• _Written exercise_:
State how many lines of the data contain the word "banner", and write nothing besides the number.

Figure data in JSON:
((

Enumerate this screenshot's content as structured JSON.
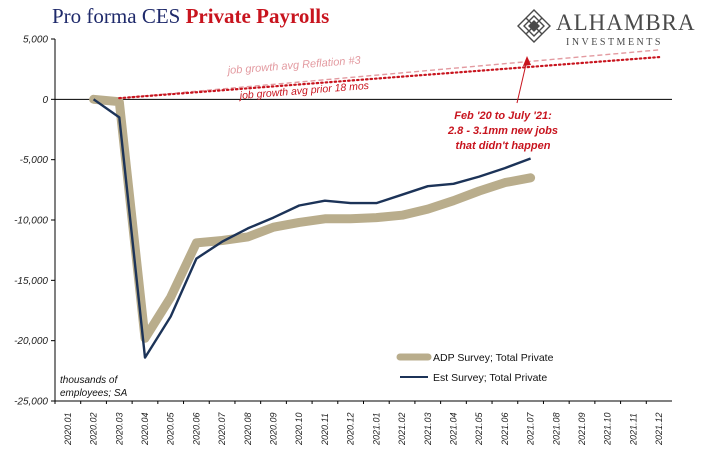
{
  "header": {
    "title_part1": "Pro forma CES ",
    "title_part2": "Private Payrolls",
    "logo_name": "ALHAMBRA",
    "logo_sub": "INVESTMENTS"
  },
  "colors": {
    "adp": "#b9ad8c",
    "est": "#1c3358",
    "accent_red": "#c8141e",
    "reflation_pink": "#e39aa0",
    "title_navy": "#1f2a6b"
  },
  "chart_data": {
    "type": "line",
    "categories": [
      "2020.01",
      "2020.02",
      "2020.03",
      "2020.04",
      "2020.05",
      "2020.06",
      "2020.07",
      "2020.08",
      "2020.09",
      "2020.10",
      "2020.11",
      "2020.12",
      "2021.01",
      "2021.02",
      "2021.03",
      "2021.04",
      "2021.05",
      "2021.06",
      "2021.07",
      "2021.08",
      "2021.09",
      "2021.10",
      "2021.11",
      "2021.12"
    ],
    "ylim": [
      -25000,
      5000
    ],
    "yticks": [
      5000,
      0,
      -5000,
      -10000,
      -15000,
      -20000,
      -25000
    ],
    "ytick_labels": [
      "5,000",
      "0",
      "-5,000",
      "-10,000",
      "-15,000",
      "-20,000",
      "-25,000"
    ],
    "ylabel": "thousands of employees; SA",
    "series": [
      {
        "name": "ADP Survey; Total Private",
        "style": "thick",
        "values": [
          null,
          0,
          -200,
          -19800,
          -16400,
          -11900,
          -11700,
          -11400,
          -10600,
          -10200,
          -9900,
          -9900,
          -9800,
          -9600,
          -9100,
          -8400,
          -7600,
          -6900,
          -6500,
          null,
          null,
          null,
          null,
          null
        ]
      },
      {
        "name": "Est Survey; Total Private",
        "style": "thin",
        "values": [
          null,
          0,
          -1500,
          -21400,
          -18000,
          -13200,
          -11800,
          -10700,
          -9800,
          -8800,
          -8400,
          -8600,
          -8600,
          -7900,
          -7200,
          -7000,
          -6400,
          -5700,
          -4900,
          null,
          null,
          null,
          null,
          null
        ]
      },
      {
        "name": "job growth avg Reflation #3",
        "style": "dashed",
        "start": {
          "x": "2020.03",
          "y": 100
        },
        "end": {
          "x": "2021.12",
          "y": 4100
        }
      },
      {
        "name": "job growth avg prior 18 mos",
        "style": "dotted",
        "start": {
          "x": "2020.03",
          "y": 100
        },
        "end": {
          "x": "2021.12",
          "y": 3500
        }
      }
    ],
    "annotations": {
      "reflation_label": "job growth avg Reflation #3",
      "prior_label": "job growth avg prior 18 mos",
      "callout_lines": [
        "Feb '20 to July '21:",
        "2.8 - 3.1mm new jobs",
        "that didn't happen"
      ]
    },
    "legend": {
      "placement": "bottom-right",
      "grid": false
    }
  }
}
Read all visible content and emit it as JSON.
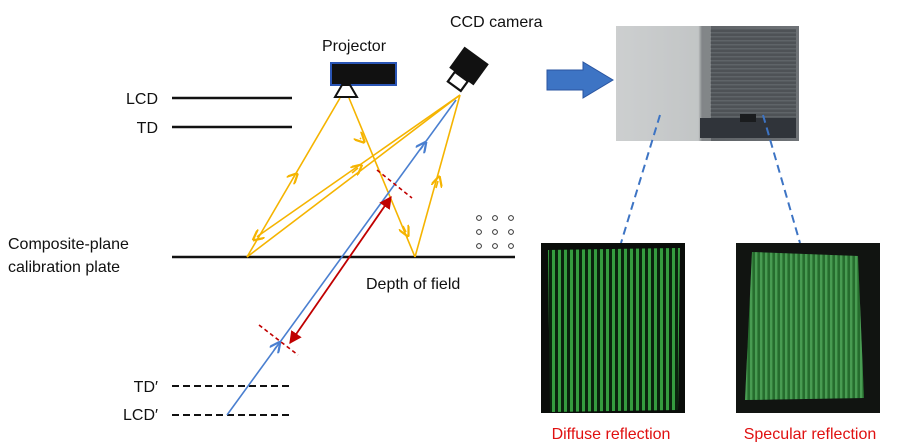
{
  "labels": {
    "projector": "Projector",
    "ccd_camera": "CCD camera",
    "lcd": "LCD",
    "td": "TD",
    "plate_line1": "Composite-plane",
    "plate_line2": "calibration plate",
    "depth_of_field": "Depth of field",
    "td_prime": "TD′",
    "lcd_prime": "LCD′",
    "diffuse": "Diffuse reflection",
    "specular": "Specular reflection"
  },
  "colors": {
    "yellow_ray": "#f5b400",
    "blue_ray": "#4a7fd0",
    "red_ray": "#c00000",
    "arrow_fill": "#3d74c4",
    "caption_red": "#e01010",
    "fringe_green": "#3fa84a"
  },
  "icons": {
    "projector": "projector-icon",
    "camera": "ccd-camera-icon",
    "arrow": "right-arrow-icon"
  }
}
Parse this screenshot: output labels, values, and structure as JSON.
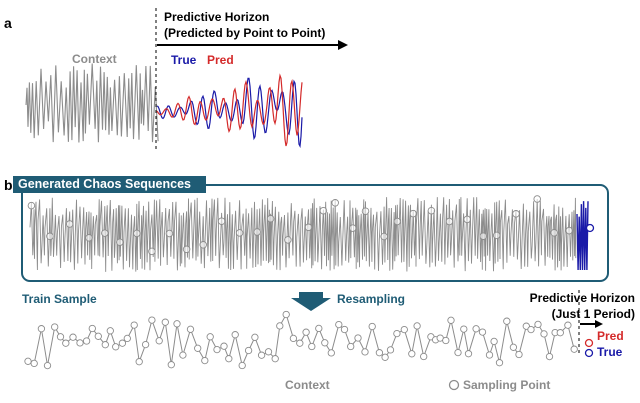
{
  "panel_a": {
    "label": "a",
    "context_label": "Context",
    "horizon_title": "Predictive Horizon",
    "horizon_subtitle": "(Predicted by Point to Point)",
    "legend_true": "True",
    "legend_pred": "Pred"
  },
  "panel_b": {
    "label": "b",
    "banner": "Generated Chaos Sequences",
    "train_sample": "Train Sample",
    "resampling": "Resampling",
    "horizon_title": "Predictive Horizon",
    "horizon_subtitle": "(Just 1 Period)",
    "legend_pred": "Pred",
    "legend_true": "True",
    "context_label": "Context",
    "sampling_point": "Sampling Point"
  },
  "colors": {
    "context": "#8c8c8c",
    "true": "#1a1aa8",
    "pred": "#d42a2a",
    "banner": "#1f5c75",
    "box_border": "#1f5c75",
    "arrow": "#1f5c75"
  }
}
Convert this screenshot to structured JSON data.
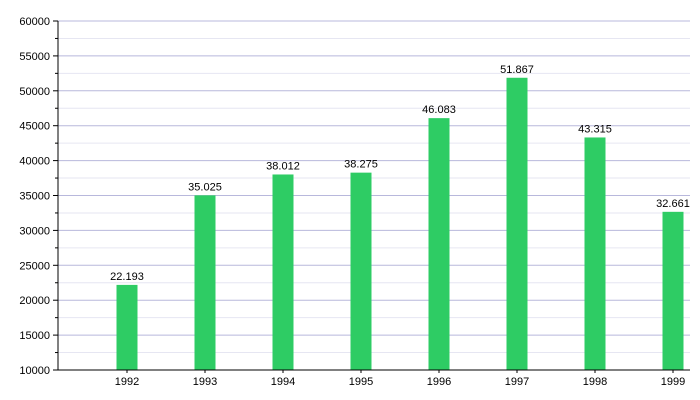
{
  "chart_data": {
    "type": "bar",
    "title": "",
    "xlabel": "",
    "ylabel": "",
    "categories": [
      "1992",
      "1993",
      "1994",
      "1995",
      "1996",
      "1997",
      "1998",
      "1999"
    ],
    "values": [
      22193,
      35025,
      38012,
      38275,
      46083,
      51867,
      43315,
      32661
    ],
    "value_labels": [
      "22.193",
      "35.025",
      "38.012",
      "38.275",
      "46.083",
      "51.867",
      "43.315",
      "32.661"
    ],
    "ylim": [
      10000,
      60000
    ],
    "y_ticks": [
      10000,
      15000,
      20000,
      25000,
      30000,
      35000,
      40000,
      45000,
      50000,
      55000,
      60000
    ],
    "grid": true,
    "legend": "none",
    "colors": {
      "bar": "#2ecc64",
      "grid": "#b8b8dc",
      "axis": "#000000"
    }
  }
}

))
((

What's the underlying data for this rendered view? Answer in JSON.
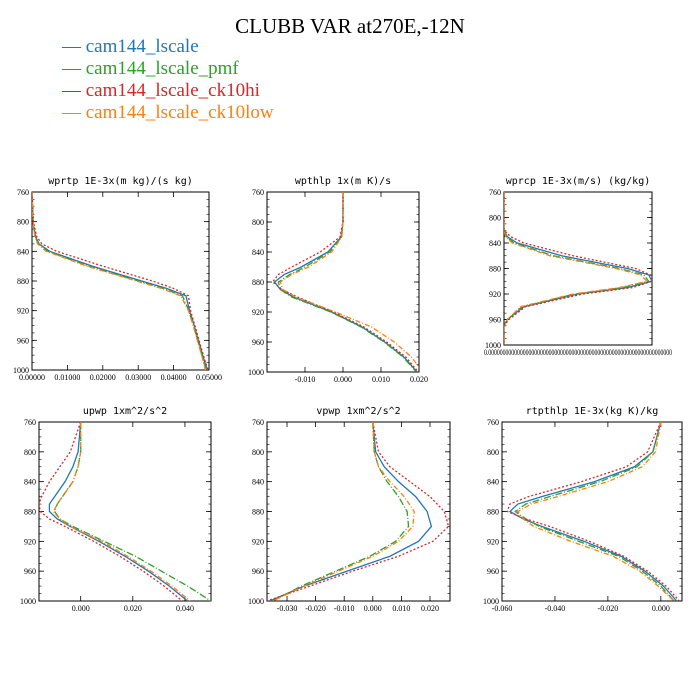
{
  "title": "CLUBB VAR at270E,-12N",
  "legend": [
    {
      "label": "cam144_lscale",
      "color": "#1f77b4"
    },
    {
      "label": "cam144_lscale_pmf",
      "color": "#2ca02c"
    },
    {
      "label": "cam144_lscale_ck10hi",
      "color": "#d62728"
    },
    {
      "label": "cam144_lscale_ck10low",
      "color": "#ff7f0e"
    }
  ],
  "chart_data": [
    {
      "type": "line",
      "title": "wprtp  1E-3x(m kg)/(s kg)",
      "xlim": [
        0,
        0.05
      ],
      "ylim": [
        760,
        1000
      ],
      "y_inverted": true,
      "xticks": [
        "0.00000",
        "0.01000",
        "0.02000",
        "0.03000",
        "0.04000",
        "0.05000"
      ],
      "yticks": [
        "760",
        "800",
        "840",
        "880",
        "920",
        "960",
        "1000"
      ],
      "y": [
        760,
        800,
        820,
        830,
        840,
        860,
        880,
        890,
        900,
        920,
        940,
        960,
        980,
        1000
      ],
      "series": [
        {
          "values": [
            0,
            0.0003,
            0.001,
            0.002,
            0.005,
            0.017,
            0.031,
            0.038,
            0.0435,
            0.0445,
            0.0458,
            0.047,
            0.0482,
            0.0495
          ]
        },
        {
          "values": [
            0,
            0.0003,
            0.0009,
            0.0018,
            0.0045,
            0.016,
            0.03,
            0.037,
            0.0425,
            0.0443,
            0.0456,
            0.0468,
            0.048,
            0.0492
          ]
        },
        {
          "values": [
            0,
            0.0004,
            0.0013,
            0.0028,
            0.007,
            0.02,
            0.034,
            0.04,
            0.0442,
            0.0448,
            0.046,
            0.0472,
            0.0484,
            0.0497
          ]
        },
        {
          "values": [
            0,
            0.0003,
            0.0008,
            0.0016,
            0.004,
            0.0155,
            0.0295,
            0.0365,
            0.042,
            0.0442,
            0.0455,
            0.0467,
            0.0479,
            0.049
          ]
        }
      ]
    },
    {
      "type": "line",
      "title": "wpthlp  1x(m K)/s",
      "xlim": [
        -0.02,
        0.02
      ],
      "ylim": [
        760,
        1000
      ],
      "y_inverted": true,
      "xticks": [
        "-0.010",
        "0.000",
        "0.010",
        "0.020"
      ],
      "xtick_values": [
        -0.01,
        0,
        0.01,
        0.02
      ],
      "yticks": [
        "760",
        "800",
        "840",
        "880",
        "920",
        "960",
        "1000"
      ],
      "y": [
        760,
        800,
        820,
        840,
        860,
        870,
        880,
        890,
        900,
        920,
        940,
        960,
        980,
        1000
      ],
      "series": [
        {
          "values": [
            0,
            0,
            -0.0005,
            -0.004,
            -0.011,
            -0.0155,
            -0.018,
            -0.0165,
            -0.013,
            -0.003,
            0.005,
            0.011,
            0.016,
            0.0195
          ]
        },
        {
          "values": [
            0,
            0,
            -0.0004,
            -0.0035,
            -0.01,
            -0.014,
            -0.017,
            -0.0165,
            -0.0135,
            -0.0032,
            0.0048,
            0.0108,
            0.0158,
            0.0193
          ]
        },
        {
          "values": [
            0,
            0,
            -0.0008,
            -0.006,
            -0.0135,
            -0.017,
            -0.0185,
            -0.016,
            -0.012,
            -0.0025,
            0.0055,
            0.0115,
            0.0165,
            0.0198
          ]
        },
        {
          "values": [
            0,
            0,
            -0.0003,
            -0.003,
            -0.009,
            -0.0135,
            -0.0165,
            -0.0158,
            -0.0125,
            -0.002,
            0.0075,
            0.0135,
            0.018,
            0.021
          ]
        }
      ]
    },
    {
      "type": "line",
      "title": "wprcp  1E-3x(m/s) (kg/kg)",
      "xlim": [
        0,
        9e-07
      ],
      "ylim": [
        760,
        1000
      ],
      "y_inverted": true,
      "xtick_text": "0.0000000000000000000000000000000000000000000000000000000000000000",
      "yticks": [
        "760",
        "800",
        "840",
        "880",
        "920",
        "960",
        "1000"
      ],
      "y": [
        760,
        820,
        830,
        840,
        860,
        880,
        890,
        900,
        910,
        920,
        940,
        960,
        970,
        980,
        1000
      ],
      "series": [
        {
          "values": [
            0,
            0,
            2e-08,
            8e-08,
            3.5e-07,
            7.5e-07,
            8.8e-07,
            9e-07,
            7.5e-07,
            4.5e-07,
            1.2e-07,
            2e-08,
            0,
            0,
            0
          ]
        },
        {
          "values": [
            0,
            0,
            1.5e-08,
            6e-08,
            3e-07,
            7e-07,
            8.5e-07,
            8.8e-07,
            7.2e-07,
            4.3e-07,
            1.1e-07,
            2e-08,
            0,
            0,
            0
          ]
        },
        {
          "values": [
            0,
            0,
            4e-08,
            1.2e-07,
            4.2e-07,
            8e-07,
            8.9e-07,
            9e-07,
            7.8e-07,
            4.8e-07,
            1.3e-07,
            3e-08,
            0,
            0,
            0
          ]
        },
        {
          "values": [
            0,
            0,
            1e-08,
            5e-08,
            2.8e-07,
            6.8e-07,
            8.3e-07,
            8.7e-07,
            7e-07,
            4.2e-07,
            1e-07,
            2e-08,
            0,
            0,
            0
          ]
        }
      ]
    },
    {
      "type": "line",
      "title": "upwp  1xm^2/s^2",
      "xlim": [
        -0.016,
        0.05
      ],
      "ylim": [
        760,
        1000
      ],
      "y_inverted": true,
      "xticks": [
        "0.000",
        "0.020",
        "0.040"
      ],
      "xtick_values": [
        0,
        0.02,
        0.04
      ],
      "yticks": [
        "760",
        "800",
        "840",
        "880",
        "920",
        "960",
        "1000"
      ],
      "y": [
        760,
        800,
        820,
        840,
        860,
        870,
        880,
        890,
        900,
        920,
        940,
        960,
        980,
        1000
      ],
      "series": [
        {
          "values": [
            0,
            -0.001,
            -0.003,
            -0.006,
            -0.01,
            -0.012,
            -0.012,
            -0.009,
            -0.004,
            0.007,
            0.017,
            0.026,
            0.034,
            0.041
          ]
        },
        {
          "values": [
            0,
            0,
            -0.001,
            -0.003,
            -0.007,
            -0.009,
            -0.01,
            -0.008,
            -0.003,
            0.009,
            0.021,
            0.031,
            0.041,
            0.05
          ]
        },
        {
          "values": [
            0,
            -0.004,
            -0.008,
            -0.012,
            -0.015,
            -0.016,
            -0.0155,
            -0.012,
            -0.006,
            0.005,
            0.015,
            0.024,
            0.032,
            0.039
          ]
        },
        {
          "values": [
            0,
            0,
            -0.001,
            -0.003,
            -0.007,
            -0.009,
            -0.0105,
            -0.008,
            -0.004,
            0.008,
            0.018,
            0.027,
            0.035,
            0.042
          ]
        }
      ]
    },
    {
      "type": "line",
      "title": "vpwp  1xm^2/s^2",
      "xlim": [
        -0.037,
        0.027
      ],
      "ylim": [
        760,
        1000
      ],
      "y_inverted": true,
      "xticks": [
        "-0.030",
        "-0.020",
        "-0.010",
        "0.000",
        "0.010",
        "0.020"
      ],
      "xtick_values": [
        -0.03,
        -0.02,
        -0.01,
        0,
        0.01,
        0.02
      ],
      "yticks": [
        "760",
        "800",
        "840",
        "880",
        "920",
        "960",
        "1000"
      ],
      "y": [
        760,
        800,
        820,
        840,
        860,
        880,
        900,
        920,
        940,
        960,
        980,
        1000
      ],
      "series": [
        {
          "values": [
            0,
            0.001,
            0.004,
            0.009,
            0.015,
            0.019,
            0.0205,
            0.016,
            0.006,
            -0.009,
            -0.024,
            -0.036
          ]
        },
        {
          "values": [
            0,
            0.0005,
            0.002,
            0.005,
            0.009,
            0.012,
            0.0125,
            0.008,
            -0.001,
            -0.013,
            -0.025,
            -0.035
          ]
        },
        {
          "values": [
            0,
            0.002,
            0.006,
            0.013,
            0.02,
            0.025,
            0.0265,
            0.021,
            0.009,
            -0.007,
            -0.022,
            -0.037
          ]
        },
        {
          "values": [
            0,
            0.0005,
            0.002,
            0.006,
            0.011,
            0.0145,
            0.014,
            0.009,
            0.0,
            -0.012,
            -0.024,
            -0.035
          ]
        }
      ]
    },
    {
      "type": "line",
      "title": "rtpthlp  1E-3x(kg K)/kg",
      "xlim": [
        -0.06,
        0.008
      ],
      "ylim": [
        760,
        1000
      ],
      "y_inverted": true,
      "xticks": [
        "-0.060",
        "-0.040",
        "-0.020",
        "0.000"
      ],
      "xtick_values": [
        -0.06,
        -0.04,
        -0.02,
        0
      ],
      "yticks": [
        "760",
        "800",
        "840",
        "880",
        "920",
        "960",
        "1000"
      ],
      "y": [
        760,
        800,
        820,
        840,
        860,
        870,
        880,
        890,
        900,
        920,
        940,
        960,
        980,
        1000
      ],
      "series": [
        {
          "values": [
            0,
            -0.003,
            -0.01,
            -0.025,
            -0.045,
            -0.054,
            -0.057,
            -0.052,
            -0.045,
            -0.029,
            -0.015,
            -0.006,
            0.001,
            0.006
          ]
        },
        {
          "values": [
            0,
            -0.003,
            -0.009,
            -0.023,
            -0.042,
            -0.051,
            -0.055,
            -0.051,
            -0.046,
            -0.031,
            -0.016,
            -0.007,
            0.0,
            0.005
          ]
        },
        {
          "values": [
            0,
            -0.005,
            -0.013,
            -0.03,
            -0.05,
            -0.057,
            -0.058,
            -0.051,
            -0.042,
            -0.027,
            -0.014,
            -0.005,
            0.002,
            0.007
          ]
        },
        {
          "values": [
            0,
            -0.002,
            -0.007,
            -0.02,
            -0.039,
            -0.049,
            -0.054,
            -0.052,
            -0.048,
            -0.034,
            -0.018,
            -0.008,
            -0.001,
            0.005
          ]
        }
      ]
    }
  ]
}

))

• _Solution to this problem_:
2